WHAT THE EXERCISE ASKS: Write out each line that follows exactly as it stands, without the pictures.

━━━ EXCERPTED DATA

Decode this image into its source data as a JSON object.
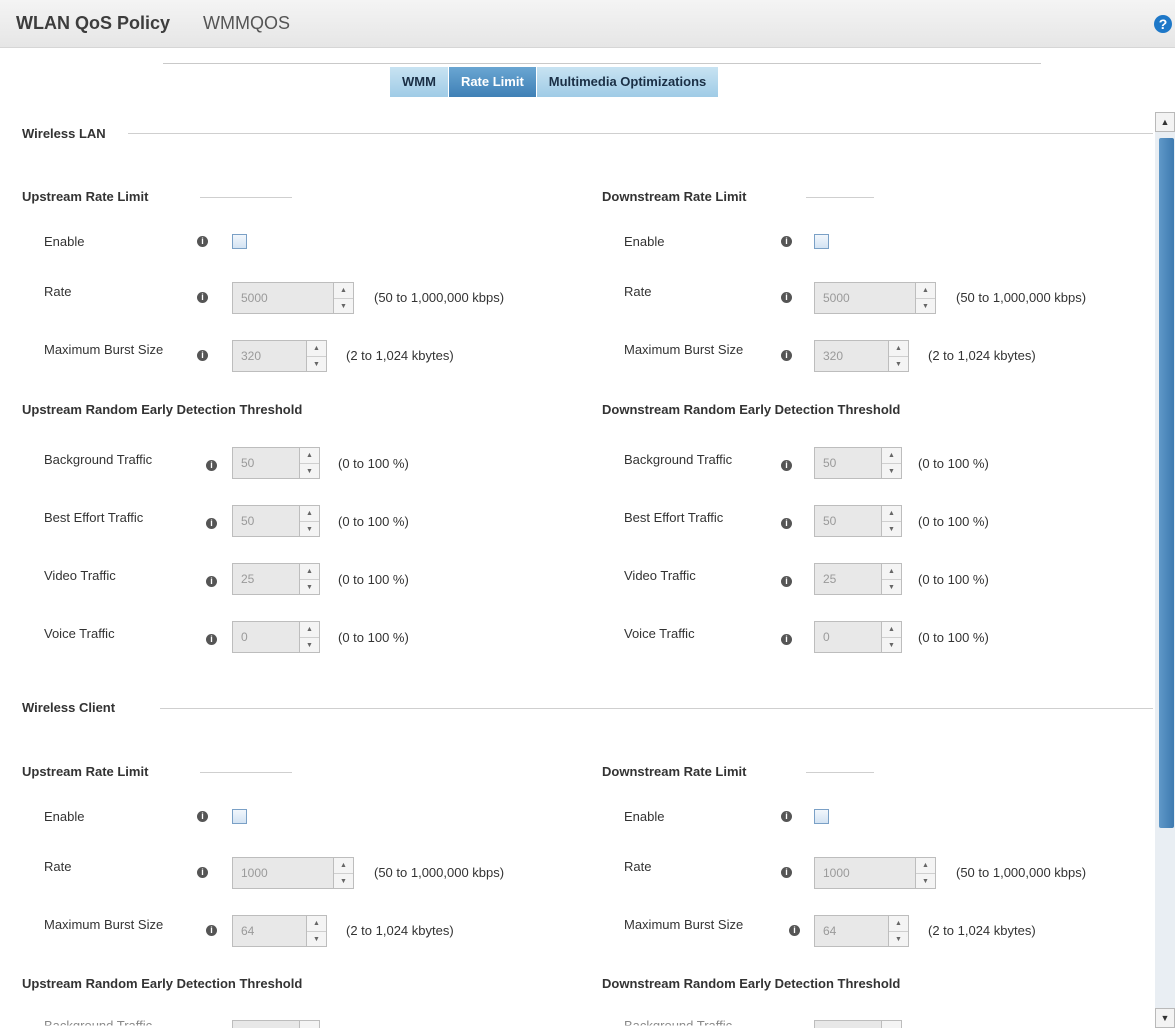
{
  "header": {
    "title": "WLAN QoS Policy",
    "policy_name": "WMMQOS",
    "help_icon": "help-icon"
  },
  "tabs": [
    {
      "label": "WMM",
      "active": false
    },
    {
      "label": "Rate Limit",
      "active": true
    },
    {
      "label": "Multimedia Optimizations",
      "active": false
    }
  ],
  "labels": {
    "enable": "Enable",
    "rate": "Rate",
    "max_burst": "Maximum Burst Size",
    "background": "Background Traffic",
    "best_effort": "Best Effort Traffic",
    "video": "Video Traffic",
    "voice": "Voice Traffic"
  },
  "hints": {
    "rate": "(50 to 1,000,000 kbps)",
    "burst": "(2 to 1,024 kbytes)",
    "percent": "(0 to 100 %)"
  },
  "wireless_lan": {
    "title": "Wireless LAN",
    "upstream": {
      "title": "Upstream Rate Limit",
      "enabled": false,
      "rate": "5000",
      "burst": "320",
      "red_title": "Upstream Random Early Detection Threshold",
      "background": "50",
      "best_effort": "50",
      "video": "25",
      "voice": "0"
    },
    "downstream": {
      "title": "Downstream Rate Limit",
      "enabled": false,
      "rate": "5000",
      "burst": "320",
      "red_title": "Downstream Random Early Detection Threshold",
      "background": "50",
      "best_effort": "50",
      "video": "25",
      "voice": "0"
    }
  },
  "wireless_client": {
    "title": "Wireless Client",
    "upstream": {
      "title": "Upstream Rate Limit",
      "enabled": false,
      "rate": "1000",
      "burst": "64",
      "red_title": "Upstream Random Early Detection Threshold"
    },
    "downstream": {
      "title": "Downstream Rate Limit",
      "enabled": false,
      "rate": "1000",
      "burst": "64",
      "red_title": "Downstream Random Early Detection Threshold"
    }
  },
  "colors": {
    "accent": "#3f80b6",
    "tab_inactive": "#9fcbe6",
    "help": "#1e78c8"
  }
}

━━━━━━

EXERCISE ANSWER:
Decode this image into its source data as a JSON object.
{
  "header": {
    "title": "WLAN QoS Policy",
    "policy_name": "WMMQOS",
    "help_icon": "help-icon"
  },
  "tabs": [
    {
      "label": "WMM",
      "active": false
    },
    {
      "label": "Rate Limit",
      "active": true
    },
    {
      "label": "Multimedia Optimizations",
      "active": false
    }
  ],
  "labels": {
    "enable": "Enable",
    "rate": "Rate",
    "max_burst": "Maximum Burst Size",
    "background": "Background Traffic",
    "best_effort": "Best Effort Traffic",
    "video": "Video Traffic",
    "voice": "Voice Traffic"
  },
  "hints": {
    "rate": "(50 to 1,000,000 kbps)",
    "burst": "(2 to 1,024 kbytes)",
    "percent": "(0 to 100 %)"
  },
  "wireless_lan": {
    "title": "Wireless LAN",
    "upstream": {
      "title": "Upstream Rate Limit",
      "enabled": false,
      "rate": "5000",
      "burst": "320",
      "red_title": "Upstream Random Early Detection Threshold",
      "background": "50",
      "best_effort": "50",
      "video": "25",
      "voice": "0"
    },
    "downstream": {
      "title": "Downstream Rate Limit",
      "enabled": false,
      "rate": "5000",
      "burst": "320",
      "red_title": "Downstream Random Early Detection Threshold",
      "background": "50",
      "best_effort": "50",
      "video": "25",
      "voice": "0"
    }
  },
  "wireless_client": {
    "title": "Wireless Client",
    "upstream": {
      "title": "Upstream Rate Limit",
      "enabled": false,
      "rate": "1000",
      "burst": "64",
      "red_title": "Upstream Random Early Detection Threshold"
    },
    "downstream": {
      "title": "Downstream Rate Limit",
      "enabled": false,
      "rate": "1000",
      "burst": "64",
      "red_title": "Downstream Random Early Detection Threshold"
    }
  },
  "colors": {
    "accent": "#3f80b6",
    "tab_inactive": "#9fcbe6",
    "help": "#1e78c8"
  }
}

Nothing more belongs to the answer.